# Exercise
What is the number of lines in the entries that include the word "true"? Respond with the number only.

# Input rows
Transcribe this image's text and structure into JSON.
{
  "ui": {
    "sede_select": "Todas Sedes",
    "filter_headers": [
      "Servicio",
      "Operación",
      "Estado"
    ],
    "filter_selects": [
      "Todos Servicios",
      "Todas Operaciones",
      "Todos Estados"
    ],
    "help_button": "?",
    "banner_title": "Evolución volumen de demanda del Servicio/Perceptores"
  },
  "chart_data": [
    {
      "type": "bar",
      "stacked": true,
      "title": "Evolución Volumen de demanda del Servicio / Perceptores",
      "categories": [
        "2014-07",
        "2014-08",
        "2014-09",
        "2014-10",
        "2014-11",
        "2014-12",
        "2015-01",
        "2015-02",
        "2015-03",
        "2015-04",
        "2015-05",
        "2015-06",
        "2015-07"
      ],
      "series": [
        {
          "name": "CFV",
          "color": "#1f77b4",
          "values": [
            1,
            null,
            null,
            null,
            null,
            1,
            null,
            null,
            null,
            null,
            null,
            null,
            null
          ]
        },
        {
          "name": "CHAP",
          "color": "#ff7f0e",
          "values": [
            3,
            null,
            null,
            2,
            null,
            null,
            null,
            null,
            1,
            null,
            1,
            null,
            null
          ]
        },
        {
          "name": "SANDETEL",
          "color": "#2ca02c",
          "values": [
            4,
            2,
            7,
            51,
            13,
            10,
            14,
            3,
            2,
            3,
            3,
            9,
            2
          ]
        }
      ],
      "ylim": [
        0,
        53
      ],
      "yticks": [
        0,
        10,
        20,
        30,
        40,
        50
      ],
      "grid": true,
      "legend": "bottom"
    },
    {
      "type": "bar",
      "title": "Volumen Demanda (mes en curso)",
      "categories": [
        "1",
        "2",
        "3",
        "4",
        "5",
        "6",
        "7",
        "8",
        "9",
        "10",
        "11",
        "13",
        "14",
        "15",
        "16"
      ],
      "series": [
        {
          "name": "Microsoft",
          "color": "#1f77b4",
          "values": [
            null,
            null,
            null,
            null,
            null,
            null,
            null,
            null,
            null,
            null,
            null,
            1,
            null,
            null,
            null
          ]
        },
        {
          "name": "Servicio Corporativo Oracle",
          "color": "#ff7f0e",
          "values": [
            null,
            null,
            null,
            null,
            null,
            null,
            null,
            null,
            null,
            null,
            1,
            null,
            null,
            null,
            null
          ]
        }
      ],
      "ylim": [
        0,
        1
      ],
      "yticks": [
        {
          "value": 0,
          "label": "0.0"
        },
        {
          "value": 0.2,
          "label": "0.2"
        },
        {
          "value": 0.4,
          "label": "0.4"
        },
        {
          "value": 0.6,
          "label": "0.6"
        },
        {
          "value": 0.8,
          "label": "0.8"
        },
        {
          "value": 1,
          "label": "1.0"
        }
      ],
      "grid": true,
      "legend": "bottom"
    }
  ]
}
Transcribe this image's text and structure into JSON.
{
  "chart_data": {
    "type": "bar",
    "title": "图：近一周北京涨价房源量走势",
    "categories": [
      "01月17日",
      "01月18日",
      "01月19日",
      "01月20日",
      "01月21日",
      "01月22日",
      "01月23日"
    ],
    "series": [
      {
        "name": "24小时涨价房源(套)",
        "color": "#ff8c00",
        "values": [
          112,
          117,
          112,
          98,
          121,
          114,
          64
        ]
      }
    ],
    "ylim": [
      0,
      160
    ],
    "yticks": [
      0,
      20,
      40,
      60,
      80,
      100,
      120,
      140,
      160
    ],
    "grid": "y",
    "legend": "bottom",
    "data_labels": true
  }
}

# Worked answer
4